- [What is asked]
Pull every line containing "الرسول" from the entries.
# # #
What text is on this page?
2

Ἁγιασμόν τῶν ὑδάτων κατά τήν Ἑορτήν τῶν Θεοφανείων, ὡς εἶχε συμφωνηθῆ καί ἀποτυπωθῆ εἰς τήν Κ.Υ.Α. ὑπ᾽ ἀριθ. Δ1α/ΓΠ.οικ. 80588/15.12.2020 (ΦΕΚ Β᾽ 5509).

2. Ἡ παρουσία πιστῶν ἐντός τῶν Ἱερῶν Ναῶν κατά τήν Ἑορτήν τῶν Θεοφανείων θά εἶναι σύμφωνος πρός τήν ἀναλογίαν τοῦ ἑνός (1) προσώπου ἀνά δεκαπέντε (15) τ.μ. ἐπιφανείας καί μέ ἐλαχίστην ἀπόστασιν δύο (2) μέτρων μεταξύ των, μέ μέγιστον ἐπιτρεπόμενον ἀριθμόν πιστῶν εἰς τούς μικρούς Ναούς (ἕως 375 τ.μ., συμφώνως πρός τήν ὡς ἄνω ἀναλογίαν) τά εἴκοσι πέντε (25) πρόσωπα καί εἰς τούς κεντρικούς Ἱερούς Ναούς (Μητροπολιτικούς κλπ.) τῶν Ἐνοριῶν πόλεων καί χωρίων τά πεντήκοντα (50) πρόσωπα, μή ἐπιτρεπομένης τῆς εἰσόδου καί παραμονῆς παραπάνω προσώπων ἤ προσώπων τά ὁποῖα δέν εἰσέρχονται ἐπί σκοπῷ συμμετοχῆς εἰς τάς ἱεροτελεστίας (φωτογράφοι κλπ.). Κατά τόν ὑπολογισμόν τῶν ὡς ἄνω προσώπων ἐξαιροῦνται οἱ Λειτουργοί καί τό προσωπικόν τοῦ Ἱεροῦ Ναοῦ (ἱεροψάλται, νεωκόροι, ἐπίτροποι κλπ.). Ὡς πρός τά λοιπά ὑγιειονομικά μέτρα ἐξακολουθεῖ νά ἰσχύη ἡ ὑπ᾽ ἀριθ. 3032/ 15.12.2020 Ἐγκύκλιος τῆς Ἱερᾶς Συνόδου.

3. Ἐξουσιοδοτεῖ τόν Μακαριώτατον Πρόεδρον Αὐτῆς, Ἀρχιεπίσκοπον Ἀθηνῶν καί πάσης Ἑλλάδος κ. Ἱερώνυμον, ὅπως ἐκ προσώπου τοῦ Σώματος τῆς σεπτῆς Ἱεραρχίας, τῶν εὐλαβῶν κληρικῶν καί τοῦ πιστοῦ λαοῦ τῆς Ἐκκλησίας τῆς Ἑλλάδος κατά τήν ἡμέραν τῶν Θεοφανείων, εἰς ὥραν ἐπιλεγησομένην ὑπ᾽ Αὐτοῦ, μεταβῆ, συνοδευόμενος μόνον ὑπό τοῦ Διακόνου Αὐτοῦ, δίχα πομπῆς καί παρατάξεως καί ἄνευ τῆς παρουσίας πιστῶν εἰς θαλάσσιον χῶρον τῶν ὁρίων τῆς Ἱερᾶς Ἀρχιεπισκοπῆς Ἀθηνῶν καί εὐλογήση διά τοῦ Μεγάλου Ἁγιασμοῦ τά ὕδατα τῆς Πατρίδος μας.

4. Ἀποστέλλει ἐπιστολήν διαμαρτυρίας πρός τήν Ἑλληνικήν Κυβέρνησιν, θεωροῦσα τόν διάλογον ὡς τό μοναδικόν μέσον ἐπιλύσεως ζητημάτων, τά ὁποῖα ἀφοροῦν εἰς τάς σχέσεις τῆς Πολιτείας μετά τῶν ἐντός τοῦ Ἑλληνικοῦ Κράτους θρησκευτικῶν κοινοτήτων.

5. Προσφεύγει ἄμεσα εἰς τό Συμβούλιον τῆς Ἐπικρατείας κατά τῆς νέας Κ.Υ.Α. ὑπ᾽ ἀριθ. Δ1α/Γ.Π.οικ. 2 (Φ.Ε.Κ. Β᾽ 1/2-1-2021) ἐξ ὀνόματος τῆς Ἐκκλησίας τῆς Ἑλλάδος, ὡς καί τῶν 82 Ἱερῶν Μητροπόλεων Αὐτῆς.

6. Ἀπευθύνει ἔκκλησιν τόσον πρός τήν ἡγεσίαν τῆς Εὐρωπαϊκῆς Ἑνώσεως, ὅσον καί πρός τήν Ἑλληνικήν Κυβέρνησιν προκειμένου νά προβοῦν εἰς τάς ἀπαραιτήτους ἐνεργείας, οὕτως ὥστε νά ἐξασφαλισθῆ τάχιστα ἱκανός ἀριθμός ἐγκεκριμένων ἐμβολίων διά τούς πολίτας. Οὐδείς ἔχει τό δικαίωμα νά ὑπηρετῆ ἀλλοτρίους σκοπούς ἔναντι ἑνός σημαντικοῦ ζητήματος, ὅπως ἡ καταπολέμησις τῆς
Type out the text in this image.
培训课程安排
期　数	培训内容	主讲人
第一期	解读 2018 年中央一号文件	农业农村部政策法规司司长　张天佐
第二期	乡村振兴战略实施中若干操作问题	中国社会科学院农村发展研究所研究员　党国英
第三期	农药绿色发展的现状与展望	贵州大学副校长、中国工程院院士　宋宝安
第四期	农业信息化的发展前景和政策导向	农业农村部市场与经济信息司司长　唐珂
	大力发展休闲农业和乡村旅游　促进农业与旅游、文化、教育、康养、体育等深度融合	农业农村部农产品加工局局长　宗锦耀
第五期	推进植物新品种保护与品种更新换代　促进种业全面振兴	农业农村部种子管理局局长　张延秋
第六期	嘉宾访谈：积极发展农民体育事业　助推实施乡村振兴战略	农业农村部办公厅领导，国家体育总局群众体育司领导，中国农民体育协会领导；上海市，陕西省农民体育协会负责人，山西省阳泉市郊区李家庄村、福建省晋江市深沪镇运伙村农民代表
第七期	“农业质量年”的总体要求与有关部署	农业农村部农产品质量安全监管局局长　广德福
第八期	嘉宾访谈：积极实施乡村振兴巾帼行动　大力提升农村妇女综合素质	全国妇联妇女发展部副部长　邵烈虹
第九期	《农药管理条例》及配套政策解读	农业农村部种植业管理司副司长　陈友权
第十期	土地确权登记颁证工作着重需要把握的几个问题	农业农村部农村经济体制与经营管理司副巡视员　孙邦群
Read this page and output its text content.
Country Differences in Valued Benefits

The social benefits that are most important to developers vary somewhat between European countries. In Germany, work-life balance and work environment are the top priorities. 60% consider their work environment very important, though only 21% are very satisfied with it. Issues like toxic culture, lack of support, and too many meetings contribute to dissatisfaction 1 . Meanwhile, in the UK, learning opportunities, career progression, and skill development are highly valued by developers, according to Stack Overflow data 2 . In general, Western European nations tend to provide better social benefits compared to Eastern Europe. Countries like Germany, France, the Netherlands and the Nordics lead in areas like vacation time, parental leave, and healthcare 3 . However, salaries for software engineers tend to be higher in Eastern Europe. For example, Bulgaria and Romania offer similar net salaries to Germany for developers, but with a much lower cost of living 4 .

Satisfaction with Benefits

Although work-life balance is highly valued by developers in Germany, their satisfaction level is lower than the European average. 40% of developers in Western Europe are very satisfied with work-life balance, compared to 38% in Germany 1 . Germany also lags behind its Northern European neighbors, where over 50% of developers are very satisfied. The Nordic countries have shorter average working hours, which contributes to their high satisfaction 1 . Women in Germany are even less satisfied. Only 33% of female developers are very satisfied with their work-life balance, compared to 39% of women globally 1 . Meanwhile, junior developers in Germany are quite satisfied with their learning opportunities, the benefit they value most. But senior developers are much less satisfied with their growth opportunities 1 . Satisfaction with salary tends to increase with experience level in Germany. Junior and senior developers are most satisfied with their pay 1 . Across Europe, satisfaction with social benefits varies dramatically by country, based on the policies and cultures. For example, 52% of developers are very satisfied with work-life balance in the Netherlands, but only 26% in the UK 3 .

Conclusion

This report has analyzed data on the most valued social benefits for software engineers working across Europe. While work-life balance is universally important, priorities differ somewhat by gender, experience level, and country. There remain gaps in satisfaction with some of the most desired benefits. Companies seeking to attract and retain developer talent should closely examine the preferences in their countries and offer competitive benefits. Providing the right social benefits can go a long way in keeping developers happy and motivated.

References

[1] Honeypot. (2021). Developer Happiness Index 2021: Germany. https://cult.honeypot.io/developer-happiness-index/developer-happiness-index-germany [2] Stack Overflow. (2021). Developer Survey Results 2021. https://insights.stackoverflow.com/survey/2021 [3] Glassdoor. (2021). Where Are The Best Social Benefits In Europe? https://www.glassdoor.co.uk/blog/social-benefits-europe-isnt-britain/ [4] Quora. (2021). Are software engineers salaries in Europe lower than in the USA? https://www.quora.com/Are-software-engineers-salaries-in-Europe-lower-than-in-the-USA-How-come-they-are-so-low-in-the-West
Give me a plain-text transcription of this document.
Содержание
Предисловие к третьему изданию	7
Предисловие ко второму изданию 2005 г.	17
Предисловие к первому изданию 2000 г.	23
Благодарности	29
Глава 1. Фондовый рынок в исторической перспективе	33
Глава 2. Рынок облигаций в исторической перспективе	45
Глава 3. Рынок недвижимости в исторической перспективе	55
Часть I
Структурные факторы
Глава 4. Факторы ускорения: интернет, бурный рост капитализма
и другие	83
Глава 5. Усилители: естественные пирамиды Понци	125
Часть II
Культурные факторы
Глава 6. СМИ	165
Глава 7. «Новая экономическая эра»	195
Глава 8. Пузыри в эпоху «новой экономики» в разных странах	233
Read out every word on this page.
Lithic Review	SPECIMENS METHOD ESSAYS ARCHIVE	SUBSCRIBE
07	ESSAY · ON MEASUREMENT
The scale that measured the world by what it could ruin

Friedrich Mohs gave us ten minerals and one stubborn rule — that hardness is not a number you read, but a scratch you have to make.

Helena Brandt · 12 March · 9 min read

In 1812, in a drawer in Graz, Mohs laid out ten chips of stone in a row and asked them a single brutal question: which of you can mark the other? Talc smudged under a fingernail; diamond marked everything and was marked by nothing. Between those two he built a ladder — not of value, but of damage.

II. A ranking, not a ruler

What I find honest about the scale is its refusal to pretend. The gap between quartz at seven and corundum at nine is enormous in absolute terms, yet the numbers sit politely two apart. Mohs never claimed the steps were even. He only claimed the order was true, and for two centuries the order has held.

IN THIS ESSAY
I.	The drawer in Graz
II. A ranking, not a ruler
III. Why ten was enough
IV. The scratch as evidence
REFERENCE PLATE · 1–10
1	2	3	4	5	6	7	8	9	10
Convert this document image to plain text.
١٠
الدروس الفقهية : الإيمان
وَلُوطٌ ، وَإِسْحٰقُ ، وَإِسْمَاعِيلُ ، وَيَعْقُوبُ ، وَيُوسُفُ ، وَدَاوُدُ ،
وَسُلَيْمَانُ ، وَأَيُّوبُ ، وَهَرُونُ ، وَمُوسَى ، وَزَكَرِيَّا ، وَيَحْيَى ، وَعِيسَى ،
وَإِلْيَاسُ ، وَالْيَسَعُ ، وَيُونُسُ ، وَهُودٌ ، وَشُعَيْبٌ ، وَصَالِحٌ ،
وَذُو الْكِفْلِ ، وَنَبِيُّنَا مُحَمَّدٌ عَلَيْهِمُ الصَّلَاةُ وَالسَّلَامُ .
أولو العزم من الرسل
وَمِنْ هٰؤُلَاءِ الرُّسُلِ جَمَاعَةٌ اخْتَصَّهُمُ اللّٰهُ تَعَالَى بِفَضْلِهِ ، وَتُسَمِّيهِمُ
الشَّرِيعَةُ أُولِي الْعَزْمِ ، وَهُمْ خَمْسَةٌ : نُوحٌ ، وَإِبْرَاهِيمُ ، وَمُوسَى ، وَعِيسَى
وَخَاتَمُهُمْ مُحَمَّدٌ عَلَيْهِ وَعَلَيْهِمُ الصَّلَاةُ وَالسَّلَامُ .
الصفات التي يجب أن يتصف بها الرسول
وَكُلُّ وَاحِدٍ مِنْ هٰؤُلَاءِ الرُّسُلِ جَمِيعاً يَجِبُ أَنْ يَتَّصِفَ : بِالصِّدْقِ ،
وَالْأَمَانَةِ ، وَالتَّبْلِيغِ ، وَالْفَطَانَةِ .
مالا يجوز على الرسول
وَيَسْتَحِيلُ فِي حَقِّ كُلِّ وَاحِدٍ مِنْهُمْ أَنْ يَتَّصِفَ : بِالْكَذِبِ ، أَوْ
# # #
- [Finished task]
الصفات التي يجب أن يتصف بها الرسول
مالا يجوز على الرسول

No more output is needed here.